Goal -> In the lines below, find how many contain the word "JSON" and report that figure alone.

Dataset excerpts ->
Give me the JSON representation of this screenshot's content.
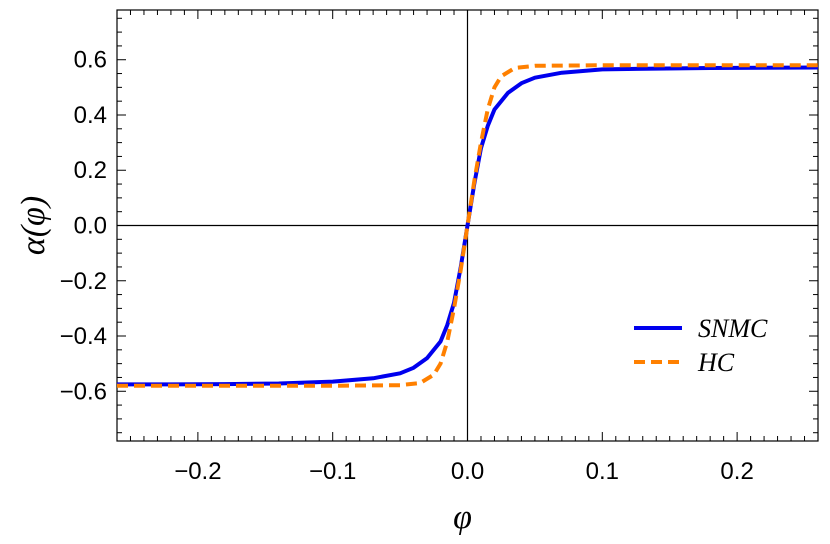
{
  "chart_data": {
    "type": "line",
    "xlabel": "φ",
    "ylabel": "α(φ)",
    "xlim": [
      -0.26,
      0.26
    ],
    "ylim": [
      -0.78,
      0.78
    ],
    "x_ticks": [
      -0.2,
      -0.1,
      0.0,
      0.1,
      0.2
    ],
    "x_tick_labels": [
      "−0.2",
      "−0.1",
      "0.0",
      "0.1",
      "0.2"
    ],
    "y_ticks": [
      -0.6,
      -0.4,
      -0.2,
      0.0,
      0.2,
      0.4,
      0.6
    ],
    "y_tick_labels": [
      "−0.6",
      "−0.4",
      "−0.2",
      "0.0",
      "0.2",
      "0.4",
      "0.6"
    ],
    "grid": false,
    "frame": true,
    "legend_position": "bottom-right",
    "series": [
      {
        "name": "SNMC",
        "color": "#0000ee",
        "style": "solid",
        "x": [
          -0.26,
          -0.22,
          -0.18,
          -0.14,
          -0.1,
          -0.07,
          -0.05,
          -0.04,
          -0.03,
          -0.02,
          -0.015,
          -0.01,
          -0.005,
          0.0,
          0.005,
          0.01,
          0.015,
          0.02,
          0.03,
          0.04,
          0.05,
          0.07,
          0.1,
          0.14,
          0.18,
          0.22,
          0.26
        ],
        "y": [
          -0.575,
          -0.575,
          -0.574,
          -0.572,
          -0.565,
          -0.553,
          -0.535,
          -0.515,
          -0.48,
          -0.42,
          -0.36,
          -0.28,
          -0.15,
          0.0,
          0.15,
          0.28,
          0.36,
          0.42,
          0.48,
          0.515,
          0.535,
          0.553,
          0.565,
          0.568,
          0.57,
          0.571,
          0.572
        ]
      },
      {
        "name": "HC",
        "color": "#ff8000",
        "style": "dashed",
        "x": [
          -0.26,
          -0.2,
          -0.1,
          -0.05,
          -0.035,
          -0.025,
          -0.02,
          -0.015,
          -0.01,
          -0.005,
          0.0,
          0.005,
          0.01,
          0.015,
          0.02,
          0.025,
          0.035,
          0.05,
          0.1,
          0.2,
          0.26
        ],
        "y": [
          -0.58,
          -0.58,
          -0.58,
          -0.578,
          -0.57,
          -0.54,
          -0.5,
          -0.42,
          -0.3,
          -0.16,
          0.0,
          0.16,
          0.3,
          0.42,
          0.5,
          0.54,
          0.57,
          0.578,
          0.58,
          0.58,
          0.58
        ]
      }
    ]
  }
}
* * *
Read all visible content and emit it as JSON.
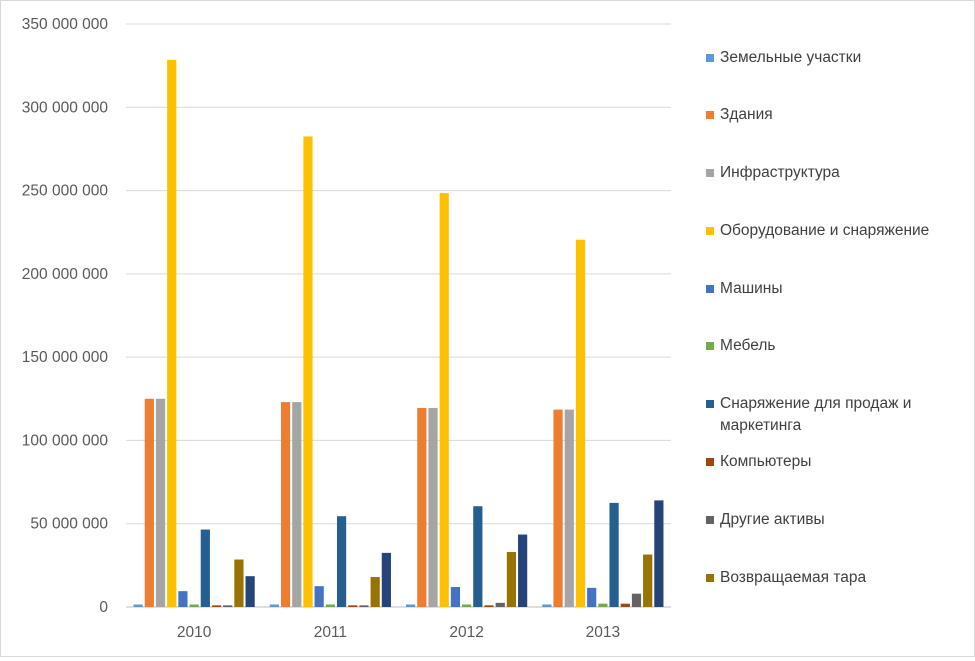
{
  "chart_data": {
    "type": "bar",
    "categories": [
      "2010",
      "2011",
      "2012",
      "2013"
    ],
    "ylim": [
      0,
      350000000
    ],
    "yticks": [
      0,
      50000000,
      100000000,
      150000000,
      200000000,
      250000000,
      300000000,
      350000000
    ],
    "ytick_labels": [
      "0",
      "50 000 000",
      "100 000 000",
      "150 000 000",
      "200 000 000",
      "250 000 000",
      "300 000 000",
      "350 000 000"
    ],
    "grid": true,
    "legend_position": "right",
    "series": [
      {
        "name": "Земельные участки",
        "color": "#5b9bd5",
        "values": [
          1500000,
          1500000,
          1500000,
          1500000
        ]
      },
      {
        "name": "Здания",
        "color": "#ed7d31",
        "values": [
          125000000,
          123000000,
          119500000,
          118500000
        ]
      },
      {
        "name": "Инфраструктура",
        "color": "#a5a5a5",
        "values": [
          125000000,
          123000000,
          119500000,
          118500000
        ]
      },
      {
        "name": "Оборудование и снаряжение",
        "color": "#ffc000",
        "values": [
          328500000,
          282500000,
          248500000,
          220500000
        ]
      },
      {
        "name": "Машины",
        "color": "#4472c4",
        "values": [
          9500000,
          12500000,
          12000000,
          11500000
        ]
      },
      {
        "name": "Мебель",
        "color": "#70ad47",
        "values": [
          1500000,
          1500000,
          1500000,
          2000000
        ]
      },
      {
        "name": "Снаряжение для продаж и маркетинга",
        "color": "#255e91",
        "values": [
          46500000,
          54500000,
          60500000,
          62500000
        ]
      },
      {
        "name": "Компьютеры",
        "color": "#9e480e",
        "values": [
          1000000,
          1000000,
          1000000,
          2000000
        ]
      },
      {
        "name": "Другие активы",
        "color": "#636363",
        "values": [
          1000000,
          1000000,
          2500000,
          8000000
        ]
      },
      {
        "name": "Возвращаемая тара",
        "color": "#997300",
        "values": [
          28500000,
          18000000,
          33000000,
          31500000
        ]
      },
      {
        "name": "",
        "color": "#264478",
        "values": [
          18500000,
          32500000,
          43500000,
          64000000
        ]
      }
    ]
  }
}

Right answer -> 2